▸ Short problem:
Provide the records once more, identical to the original.

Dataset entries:
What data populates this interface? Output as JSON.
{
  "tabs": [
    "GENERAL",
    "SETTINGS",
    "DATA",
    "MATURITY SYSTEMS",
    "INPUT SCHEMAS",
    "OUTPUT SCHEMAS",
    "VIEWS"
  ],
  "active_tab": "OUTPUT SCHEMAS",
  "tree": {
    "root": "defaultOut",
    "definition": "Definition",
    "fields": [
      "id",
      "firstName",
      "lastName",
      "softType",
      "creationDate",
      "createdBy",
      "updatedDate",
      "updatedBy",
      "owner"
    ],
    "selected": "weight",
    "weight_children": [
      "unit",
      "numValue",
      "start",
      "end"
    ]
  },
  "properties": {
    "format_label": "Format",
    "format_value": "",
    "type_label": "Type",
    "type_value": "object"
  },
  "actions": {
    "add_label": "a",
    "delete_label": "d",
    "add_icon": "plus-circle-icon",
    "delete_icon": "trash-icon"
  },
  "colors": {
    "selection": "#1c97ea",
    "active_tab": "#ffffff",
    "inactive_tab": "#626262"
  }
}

▸ Task output:
What data populates this interface? Output as JSON.
{
  "tabs": [
    "GENERAL",
    "SETTINGS",
    "DATA",
    "MATURITY SYSTEMS",
    "INPUT SCHEMAS",
    "OUTPUT SCHEMAS",
    "VIEWS"
  ],
  "active_tab": "OUTPUT SCHEMAS",
  "tree": {
    "root": "defaultOut",
    "definition": "Definition",
    "fields": [
      "id",
      "firstName",
      "lastName",
      "softType",
      "creationDate",
      "createdBy",
      "updatedDate",
      "updatedBy",
      "owner"
    ],
    "selected": "weight",
    "weight_children": [
      "unit",
      "numValue",
      "start",
      "end"
    ]
  },
  "properties": {
    "format_label": "Format",
    "format_value": "",
    "type_label": "Type",
    "type_value": "object"
  },
  "actions": {
    "add_label": "a",
    "delete_label": "d",
    "add_icon": "plus-circle-icon",
    "delete_icon": "trash-icon"
  },
  "colors": {
    "selection": "#1c97ea",
    "active_tab": "#ffffff",
    "inactive_tab": "#626262"
  }
}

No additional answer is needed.